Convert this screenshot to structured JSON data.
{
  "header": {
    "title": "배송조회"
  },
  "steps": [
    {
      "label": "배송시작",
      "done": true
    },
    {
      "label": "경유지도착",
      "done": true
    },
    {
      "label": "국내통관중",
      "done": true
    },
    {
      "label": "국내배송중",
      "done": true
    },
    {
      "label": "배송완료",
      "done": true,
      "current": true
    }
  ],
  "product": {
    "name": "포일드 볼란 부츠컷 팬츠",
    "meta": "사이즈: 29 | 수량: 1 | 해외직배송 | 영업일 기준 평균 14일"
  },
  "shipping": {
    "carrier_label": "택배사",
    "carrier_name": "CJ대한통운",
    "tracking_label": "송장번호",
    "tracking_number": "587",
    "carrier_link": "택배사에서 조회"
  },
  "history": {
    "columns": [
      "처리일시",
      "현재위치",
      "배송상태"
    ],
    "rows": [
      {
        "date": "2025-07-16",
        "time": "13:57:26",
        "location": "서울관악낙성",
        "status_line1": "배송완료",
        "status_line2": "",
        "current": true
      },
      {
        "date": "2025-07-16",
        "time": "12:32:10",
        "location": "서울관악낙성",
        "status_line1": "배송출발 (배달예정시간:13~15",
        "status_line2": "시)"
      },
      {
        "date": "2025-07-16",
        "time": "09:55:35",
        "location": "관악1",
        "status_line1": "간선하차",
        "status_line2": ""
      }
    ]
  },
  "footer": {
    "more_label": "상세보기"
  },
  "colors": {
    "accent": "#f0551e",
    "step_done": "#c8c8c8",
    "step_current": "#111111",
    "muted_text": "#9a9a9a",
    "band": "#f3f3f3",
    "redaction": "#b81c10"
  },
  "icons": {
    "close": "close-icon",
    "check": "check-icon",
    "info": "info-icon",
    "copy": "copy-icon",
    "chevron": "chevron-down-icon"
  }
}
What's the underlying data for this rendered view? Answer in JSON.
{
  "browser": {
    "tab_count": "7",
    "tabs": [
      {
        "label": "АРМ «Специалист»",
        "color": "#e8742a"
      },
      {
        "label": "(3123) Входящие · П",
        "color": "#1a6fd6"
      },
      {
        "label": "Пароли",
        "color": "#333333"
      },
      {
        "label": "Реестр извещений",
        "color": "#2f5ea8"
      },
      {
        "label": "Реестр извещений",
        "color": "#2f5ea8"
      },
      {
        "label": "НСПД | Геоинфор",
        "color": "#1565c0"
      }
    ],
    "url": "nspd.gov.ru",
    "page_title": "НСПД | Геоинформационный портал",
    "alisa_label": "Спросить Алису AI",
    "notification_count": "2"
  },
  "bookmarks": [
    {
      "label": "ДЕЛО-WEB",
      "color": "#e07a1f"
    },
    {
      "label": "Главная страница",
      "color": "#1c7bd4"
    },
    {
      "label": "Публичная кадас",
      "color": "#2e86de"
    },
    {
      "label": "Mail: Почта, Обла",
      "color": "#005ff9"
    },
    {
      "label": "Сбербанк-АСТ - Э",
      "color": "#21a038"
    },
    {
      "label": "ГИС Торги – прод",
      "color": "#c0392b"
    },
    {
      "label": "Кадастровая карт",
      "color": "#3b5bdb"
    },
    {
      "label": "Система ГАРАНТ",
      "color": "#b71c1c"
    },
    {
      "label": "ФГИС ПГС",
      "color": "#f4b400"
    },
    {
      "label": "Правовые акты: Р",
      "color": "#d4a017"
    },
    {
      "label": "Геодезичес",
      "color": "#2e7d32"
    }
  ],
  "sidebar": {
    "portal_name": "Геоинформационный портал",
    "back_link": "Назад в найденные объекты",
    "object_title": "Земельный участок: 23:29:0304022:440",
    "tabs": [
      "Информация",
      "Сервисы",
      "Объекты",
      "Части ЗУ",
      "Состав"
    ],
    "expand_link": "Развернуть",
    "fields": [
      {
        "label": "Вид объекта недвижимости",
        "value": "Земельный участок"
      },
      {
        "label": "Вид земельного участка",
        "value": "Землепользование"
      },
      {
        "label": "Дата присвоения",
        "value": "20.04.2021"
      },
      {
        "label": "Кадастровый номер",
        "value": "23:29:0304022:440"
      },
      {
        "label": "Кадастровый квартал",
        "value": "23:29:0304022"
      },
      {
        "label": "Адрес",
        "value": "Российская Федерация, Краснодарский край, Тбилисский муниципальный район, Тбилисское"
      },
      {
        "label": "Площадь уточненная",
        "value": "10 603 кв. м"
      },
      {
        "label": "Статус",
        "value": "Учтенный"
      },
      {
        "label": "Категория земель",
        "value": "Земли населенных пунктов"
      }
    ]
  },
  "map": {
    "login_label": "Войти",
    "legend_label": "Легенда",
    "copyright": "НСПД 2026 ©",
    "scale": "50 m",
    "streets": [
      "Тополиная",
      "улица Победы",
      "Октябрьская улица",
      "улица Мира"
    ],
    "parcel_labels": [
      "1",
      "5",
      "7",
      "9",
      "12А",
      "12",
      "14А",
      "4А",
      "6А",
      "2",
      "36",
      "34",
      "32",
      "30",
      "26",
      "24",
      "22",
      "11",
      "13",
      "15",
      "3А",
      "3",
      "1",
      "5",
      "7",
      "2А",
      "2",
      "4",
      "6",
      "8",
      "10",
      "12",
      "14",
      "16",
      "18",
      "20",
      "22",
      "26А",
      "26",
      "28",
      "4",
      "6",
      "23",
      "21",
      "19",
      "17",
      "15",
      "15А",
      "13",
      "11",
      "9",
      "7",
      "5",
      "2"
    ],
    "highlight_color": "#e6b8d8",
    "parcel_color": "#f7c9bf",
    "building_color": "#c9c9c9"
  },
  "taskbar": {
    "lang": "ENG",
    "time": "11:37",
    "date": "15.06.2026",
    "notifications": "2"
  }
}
- - - -
* **Stated task**
Take the data above and return it exactly.

* **Result for this exercise**
Convert this screenshot to structured JSON data.
{
  "header": {
    "title": "배송조회"
  },
  "steps": [
    {
      "label": "배송시작",
      "done": true
    },
    {
      "label": "경유지도착",
      "done": true
    },
    {
      "label": "국내통관중",
      "done": true
    },
    {
      "label": "국내배송중",
      "done": true
    },
    {
      "label": "배송완료",
      "done": true,
      "current": true
    }
  ],
  "product": {
    "name": "포일드 볼란 부츠컷 팬츠",
    "meta": "사이즈: 29 | 수량: 1 | 해외직배송 | 영업일 기준 평균 14일"
  },
  "shipping": {
    "carrier_label": "택배사",
    "carrier_name": "CJ대한통운",
    "tracking_label": "송장번호",
    "tracking_number": "587",
    "carrier_link": "택배사에서 조회"
  },
  "history": {
    "columns": [
      "처리일시",
      "현재위치",
      "배송상태"
    ],
    "rows": [
      {
        "date": "2025-07-16",
        "time": "13:57:26",
        "location": "서울관악낙성",
        "status_line1": "배송완료",
        "status_line2": "",
        "current": true
      },
      {
        "date": "2025-07-16",
        "time": "12:32:10",
        "location": "서울관악낙성",
        "status_line1": "배송출발 (배달예정시간:13~15",
        "status_line2": "시)"
      },
      {
        "date": "2025-07-16",
        "time": "09:55:35",
        "location": "관악1",
        "status_line1": "간선하차",
        "status_line2": ""
      }
    ]
  },
  "footer": {
    "more_label": "상세보기"
  },
  "colors": {
    "accent": "#f0551e",
    "step_done": "#c8c8c8",
    "step_current": "#111111",
    "muted_text": "#9a9a9a",
    "band": "#f3f3f3",
    "redaction": "#b81c10"
  },
  "icons": {
    "close": "close-icon",
    "check": "check-icon",
    "info": "info-icon",
    "copy": "copy-icon",
    "chevron": "chevron-down-icon"
  }
}
What's the underlying data for this rendered view? Answer in JSON.
{
  "browser": {
    "tab_count": "7",
    "tabs": [
      {
        "label": "АРМ «Специалист»",
        "color": "#e8742a"
      },
      {
        "label": "(3123) Входящие · П",
        "color": "#1a6fd6"
      },
      {
        "label": "Пароли",
        "color": "#333333"
      },
      {
        "label": "Реестр извещений",
        "color": "#2f5ea8"
      },
      {
        "label": "Реестр извещений",
        "color": "#2f5ea8"
      },
      {
        "label": "НСПД | Геоинфор",
        "color": "#1565c0"
      }
    ],
    "url": "nspd.gov.ru",
    "page_title": "НСПД | Геоинформационный портал",
    "alisa_label": "Спросить Алису AI",
    "notification_count": "2"
  },
  "bookmarks": [
    {
      "label": "ДЕЛО-WEB",
      "color": "#e07a1f"
    },
    {
      "label": "Главная страница",
      "color": "#1c7bd4"
    },
    {
      "label": "Публичная кадас",
      "color": "#2e86de"
    },
    {
      "label": "Mail: Почта, Обла",
      "color": "#005ff9"
    },
    {
      "label": "Сбербанк-АСТ - Э",
      "color": "#21a038"
    },
    {
      "label": "ГИС Торги – прод",
      "color": "#c0392b"
    },
    {
      "label": "Кадастровая карт",
      "color": "#3b5bdb"
    },
    {
      "label": "Система ГАРАНТ",
      "color": "#b71c1c"
    },
    {
      "label": "ФГИС ПГС",
      "color": "#f4b400"
    },
    {
      "label": "Правовые акты: Р",
      "color": "#d4a017"
    },
    {
      "label": "Геодезичес",
      "color": "#2e7d32"
    }
  ],
  "sidebar": {
    "portal_name": "Геоинформационный портал",
    "back_link": "Назад в найденные объекты",
    "object_title": "Земельный участок: 23:29:0304022:440",
    "tabs": [
      "Информация",
      "Сервисы",
      "Объекты",
      "Части ЗУ",
      "Состав"
    ],
    "expand_link": "Развернуть",
    "fields": [
      {
        "label": "Вид объекта недвижимости",
        "value": "Земельный участок"
      },
      {
        "label": "Вид земельного участка",
        "value": "Землепользование"
      },
      {
        "label": "Дата присвоения",
        "value": "20.04.2021"
      },
      {
        "label": "Кадастровый номер",
        "value": "23:29:0304022:440"
      },
      {
        "label": "Кадастровый квартал",
        "value": "23:29:0304022"
      },
      {
        "label": "Адрес",
        "value": "Российская Федерация, Краснодарский край, Тбилисский муниципальный район, Тбилисское"
      },
      {
        "label": "Площадь уточненная",
        "value": "10 603 кв. м"
      },
      {
        "label": "Статус",
        "value": "Учтенный"
      },
      {
        "label": "Категория земель",
        "value": "Земли населенных пунктов"
      }
    ]
  },
  "map": {
    "login_label": "Войти",
    "legend_label": "Легенда",
    "copyright": "НСПД 2026 ©",
    "scale": "50 m",
    "streets": [
      "Тополиная",
      "улица Победы",
      "Октябрьская улица",
      "улица Мира"
    ],
    "parcel_labels": [
      "1",
      "5",
      "7",
      "9",
      "12А",
      "12",
      "14А",
      "4А",
      "6А",
      "2",
      "36",
      "34",
      "32",
      "30",
      "26",
      "24",
      "22",
      "11",
      "13",
      "15",
      "3А",
      "3",
      "1",
      "5",
      "7",
      "2А",
      "2",
      "4",
      "6",
      "8",
      "10",
      "12",
      "14",
      "16",
      "18",
      "20",
      "22",
      "26А",
      "26",
      "28",
      "4",
      "6",
      "23",
      "21",
      "19",
      "17",
      "15",
      "15А",
      "13",
      "11",
      "9",
      "7",
      "5",
      "2"
    ],
    "highlight_color": "#e6b8d8",
    "parcel_color": "#f7c9bf",
    "building_color": "#c9c9c9"
  },
  "taskbar": {
    "lang": "ENG",
    "time": "11:37",
    "date": "15.06.2026",
    "notifications": "2"
  }
}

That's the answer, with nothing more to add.